(The problem):
Look at the entries below and reproduce them exactly.

(Records provided):
■ ■ ■ ■

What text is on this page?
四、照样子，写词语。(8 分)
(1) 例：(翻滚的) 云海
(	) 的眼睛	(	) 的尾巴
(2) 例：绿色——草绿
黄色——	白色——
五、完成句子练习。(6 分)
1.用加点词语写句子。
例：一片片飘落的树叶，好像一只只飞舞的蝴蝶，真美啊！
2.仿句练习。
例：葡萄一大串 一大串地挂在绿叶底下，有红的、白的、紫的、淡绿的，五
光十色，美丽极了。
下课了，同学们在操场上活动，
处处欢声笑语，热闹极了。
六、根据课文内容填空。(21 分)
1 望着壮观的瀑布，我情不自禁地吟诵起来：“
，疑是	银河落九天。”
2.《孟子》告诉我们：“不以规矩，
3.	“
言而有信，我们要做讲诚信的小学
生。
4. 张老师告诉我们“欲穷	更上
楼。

■ ■ ■ ■

(Task answer):
What text is on this page?
四、照样子，写词语。(8 分)
(1) 例：(翻滚的) 云海
(	) 的眼睛	(	) 的尾巴
(2) 例：绿色——草绿
黄色——	白色——
五、完成句子练习。(6 分)
1.用加点词语写句子。
例：一片片飘落的树叶，好像一只只飞舞的蝴蝶，真美啊！
2.仿句练习。
例：葡萄一大串 一大串地挂在绿叶底下，有红的、白的、紫的、淡绿的，五
光十色，美丽极了。
下课了，同学们在操场上活动，
处处欢声笑语，热闹极了。
六、根据课文内容填空。(21 分)
1 望着壮观的瀑布，我情不自禁地吟诵起来：“
，疑是	银河落九天。”
2.《孟子》告诉我们：“不以规矩，
3.	“
言而有信，我们要做讲诚信的小学
生。
4. 张老师告诉我们“欲穷	更上
楼。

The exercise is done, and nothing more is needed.